* [Records supplied]
____________________

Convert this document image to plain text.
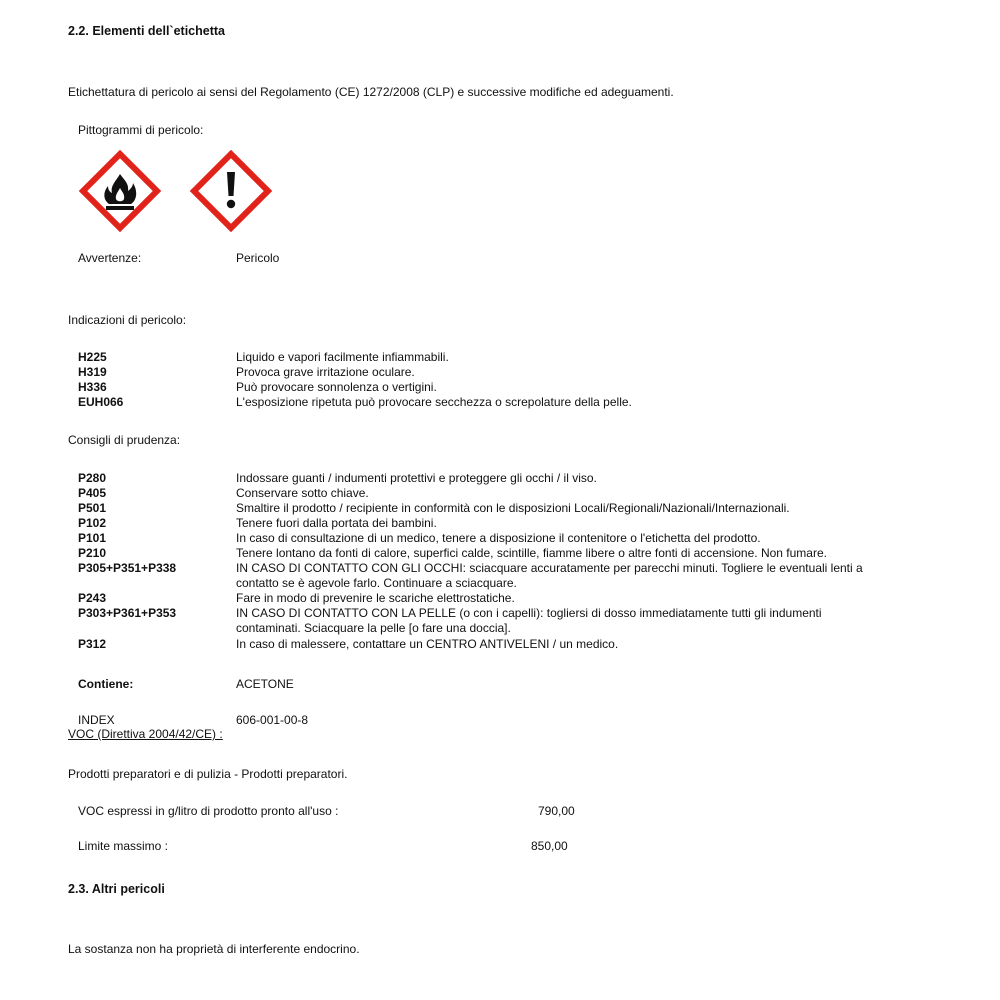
2.2. Elementi dell`etichetta
Etichettatura di pericolo ai sensi del Regolamento (CE) 1272/2008 (CLP) e successive modifiche ed adeguamenti.
Pittogrammi di pericolo:
Avvertenze:	Pericolo
Indicazioni di pericolo:
H225	Liquido e vapori facilmente infiammabili.
H319	Provoca grave irritazione oculare.
H336	Può provocare sonnolenza o vertigini.
EUH066	L'esposizione ripetuta può provocare secchezza o screpolature della pelle.
Consigli di prudenza:
P280	Indossare guanti / indumenti protettivi e proteggere gli occhi / il viso.
P405	Conservare sotto chiave.
P501	Smaltire il prodotto / recipiente in conformità con le disposizioni Locali/Regionali/Nazionali/Internazionali.
P102	Tenere fuori dalla portata dei bambini.
P101	In caso di consultazione di un medico, tenere a disposizione il contenitore o l'etichetta del prodotto.
P210	Tenere lontano da fonti di calore, superfici calde, scintille, fiamme libere o altre fonti di accensione. Non fumare.
P305+P351+P338	IN CASO DI CONTATTO CON GLI OCCHI: sciacquare accuratamente per parecchi minuti. Togliere le eventuali lenti a
contatto se è agevole farlo. Continuare a sciacquare.
P243	Fare in modo di prevenire le scariche elettrostatiche.
P303+P361+P353	IN CASO DI CONTATTO CON LA PELLE (o con i capelli): togliersi di dosso immediatamente tutti gli indumenti
contaminati. Sciacquare la pelle [o fare una doccia].
P312	In caso di malessere, contattare un CENTRO ANTIVELENI / un medico.
Contiene:	ACETONE
INDEX	606-001-00-8
VOC (Direttiva 2004/42/CE) :
Prodotti preparatori e di pulizia - Prodotti preparatori.
VOC espressi in g/litro di prodotto pronto all'uso :	790,00
Limite massimo :	850,00
2.3. Altri pericoli
La sostanza non ha proprietà di interferente endocrino.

____________________

Reproduce every entry exactly, but omit each picture.

Convert this document image to plain text.
2.2. Elementi dell`etichetta
Etichettatura di pericolo ai sensi del Regolamento (CE) 1272/2008 (CLP) e successive modifiche ed adeguamenti.
Pittogrammi di pericolo:
Avvertenze:	Pericolo
Indicazioni di pericolo:
H225	Liquido e vapori facilmente infiammabili.
H319	Provoca grave irritazione oculare.
H336	Può provocare sonnolenza o vertigini.
EUH066	L'esposizione ripetuta può provocare secchezza o screpolature della pelle.
Consigli di prudenza:
P280	Indossare guanti / indumenti protettivi e proteggere gli occhi / il viso.
P405	Conservare sotto chiave.
P501	Smaltire il prodotto / recipiente in conformità con le disposizioni Locali/Regionali/Nazionali/Internazionali.
P102	Tenere fuori dalla portata dei bambini.
P101	In caso di consultazione di un medico, tenere a disposizione il contenitore o l'etichetta del prodotto.
P210	Tenere lontano da fonti di calore, superfici calde, scintille, fiamme libere o altre fonti di accensione. Non fumare.
P305+P351+P338	IN CASO DI CONTATTO CON GLI OCCHI: sciacquare accuratamente per parecchi minuti. Togliere le eventuali lenti a
contatto se è agevole farlo. Continuare a sciacquare.
P243	Fare in modo di prevenire le scariche elettrostatiche.
P303+P361+P353	IN CASO DI CONTATTO CON LA PELLE (o con i capelli): togliersi di dosso immediatamente tutti gli indumenti
contaminati. Sciacquare la pelle [o fare una doccia].
P312	In caso di malessere, contattare un CENTRO ANTIVELENI / un medico.
Contiene:	ACETONE
INDEX	606-001-00-8
VOC (Direttiva 2004/42/CE) :
Prodotti preparatori e di pulizia - Prodotti preparatori.
VOC espressi in g/litro di prodotto pronto all'uso :	790,00
Limite massimo :	850,00
2.3. Altri pericoli
La sostanza non ha proprietà di interferente endocrino.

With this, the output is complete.